What is required:
Copy every line of the records below where the word "JSON" occurs.

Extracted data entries

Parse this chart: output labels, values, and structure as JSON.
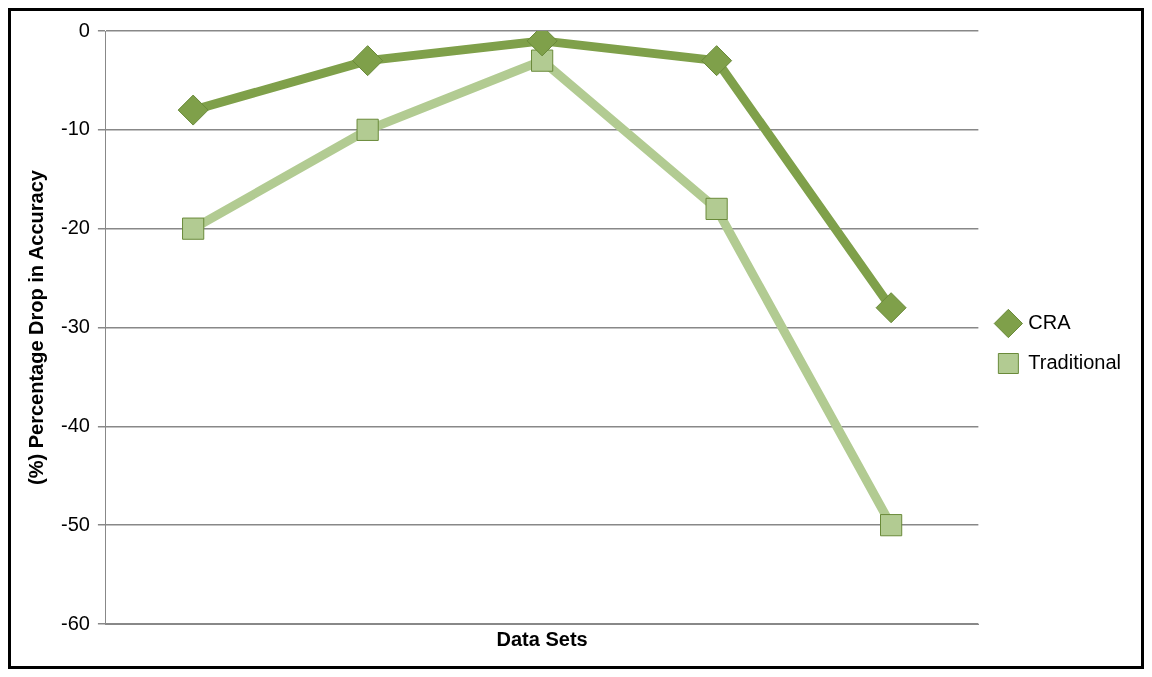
{
  "chart_data": {
    "type": "line",
    "xlabel": "Data Sets",
    "ylabel": "(%) Percentage Drop in Accuracy",
    "categories": [
      null,
      null,
      null,
      null,
      null
    ],
    "series": [
      {
        "name": "CRA",
        "color": "#7fa04a",
        "marker": "diamond",
        "values": [
          -8,
          -3,
          -1,
          -3,
          -28
        ]
      },
      {
        "name": "Traditional",
        "color": "#b2cb92",
        "marker": "square",
        "values": [
          -20,
          -10,
          -3,
          -18,
          -50
        ]
      }
    ],
    "ylim": [
      -60,
      0
    ],
    "yticks": [
      -60,
      -50,
      -40,
      -30,
      -20,
      -10,
      0
    ],
    "grid": "y",
    "legend": "right",
    "tick_labels": "y"
  }
}
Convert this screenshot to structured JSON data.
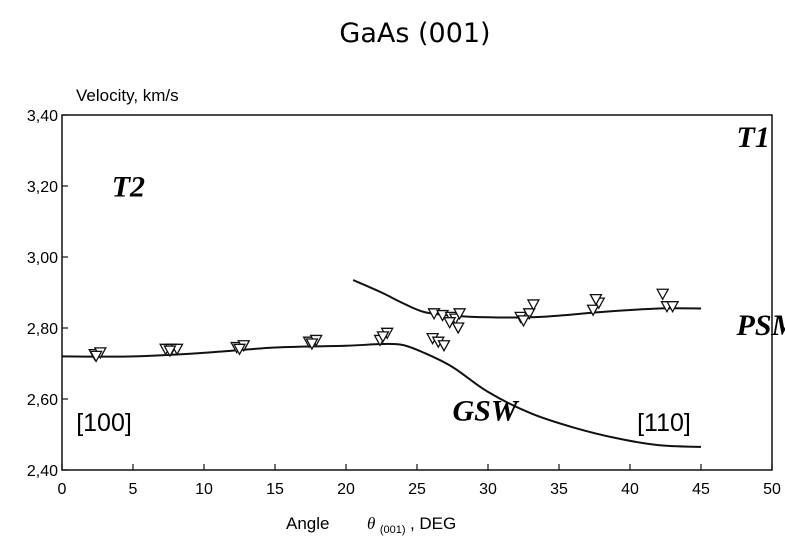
{
  "chart_data": {
    "type": "scatter",
    "title": "GaAs (001)",
    "ylabel": "Velocity, km/s",
    "xlabel_prefix": "Angle",
    "xlabel_symbol": "θ",
    "xlabel_subscript": "(001)",
    "xlabel_suffix": ", DEG",
    "xlim": [
      0,
      50
    ],
    "ylim": [
      2.4,
      3.4
    ],
    "x_ticks": [
      0,
      5,
      10,
      15,
      20,
      25,
      30,
      35,
      40,
      45,
      50
    ],
    "y_ticks": [
      2.4,
      2.6,
      2.8,
      3.0,
      3.2,
      3.4
    ],
    "y_tick_labels": [
      "2,40",
      "2,60",
      "2,80",
      "3,00",
      "3,20",
      "3,40"
    ],
    "grid": false,
    "marker": "open-triangle-down",
    "annotations": [
      {
        "text": "T1",
        "x": 47.5,
        "y": 3.31,
        "style": "bold"
      },
      {
        "text": "T2",
        "x": 3.5,
        "y": 3.17,
        "style": "bold"
      },
      {
        "text": "PSM",
        "x": 47.5,
        "y": 2.78,
        "style": "bold"
      },
      {
        "text": "GSW",
        "x": 27.5,
        "y": 2.54,
        "style": "bold"
      },
      {
        "text": "[100]",
        "x": 1.0,
        "y": 2.51,
        "style": "direction"
      },
      {
        "text": "[110]",
        "x": 40.5,
        "y": 2.51,
        "style": "direction"
      }
    ],
    "series": [
      {
        "kind": "line",
        "points": [
          [
            0,
            2.72
          ],
          [
            5,
            2.72
          ],
          [
            10,
            2.73
          ],
          [
            15,
            2.745
          ],
          [
            20,
            2.75
          ],
          [
            22.5,
            2.755
          ],
          [
            24,
            2.752
          ],
          [
            25.5,
            2.73
          ],
          [
            27.5,
            2.69
          ],
          [
            30,
            2.62
          ],
          [
            33,
            2.56
          ],
          [
            36,
            2.52
          ],
          [
            39,
            2.49
          ],
          [
            42,
            2.47
          ],
          [
            45,
            2.465
          ]
        ]
      },
      {
        "kind": "line",
        "points": [
          [
            20.5,
            2.935
          ],
          [
            22.5,
            2.9
          ],
          [
            24,
            2.87
          ],
          [
            25.5,
            2.845
          ],
          [
            27.5,
            2.835
          ],
          [
            30,
            2.83
          ],
          [
            33,
            2.83
          ],
          [
            35,
            2.835
          ],
          [
            38,
            2.845
          ],
          [
            42,
            2.855
          ],
          [
            45,
            2.855
          ]
        ]
      },
      {
        "kind": "markers",
        "points": [
          [
            2.3,
            2.725
          ],
          [
            2.7,
            2.73
          ],
          [
            2.4,
            2.72
          ],
          [
            7.3,
            2.74
          ],
          [
            7.7,
            2.74
          ],
          [
            8.1,
            2.74
          ],
          [
            7.6,
            2.735
          ],
          [
            12.3,
            2.745
          ],
          [
            12.8,
            2.75
          ],
          [
            12.5,
            2.74
          ],
          [
            17.4,
            2.76
          ],
          [
            17.9,
            2.765
          ],
          [
            17.6,
            2.755
          ],
          [
            22.4,
            2.765
          ],
          [
            22.9,
            2.785
          ],
          [
            22.6,
            2.775
          ],
          [
            26.1,
            2.77
          ],
          [
            26.5,
            2.76
          ],
          [
            26.9,
            2.75
          ],
          [
            26.2,
            2.84
          ],
          [
            26.8,
            2.835
          ],
          [
            27.4,
            2.83
          ],
          [
            27.7,
            2.825
          ],
          [
            28.0,
            2.84
          ],
          [
            27.3,
            2.815
          ],
          [
            27.9,
            2.8
          ],
          [
            32.3,
            2.83
          ],
          [
            32.9,
            2.84
          ],
          [
            32.5,
            2.82
          ],
          [
            33.2,
            2.865
          ],
          [
            37.4,
            2.85
          ],
          [
            37.8,
            2.87
          ],
          [
            37.6,
            2.88
          ],
          [
            42.3,
            2.895
          ],
          [
            42.6,
            2.86
          ],
          [
            43.0,
            2.86
          ]
        ]
      }
    ]
  }
}
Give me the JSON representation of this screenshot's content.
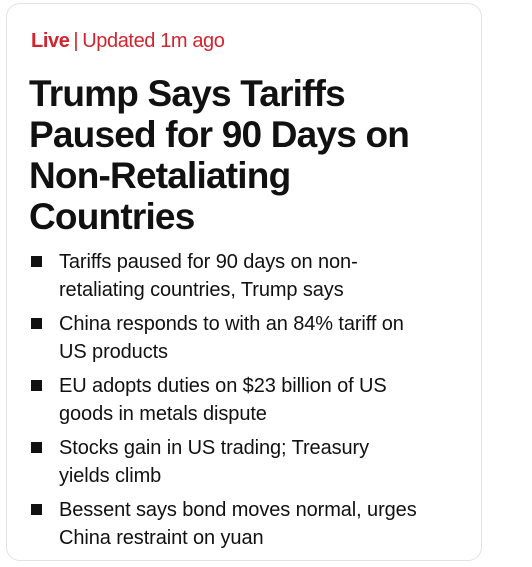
{
  "status": {
    "live_label": "Live",
    "separator": "|",
    "updated_label": "Updated 1m ago"
  },
  "headline": {
    "lines": [
      "Trump Says Tariffs",
      "Paused for 90 Days on",
      "Non-Retaliating",
      "Countries"
    ]
  },
  "bullets": [
    {
      "lines": [
        "Tariffs paused for 90 days on non-",
        "retaliating countries, Trump says"
      ]
    },
    {
      "lines": [
        "China responds to with an 84% tariff on",
        "US products"
      ]
    },
    {
      "lines": [
        "EU adopts duties on $23 billion of US",
        "goods in metals dispute"
      ]
    },
    {
      "lines": [
        "Stocks gain in US trading; Treasury",
        "yields climb"
      ]
    },
    {
      "lines": [
        "Bessent says bond moves normal, urges",
        "China restraint on yuan"
      ]
    }
  ],
  "colors": {
    "live": "#d1242f",
    "text": "#111111",
    "card_border": "#e3e3e3"
  }
}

Result for this task:
Parse this chart: output labels, values, and structure as JSON.
Convert this screenshot to structured JSON data.
Give me the JSON representation of this screenshot's content.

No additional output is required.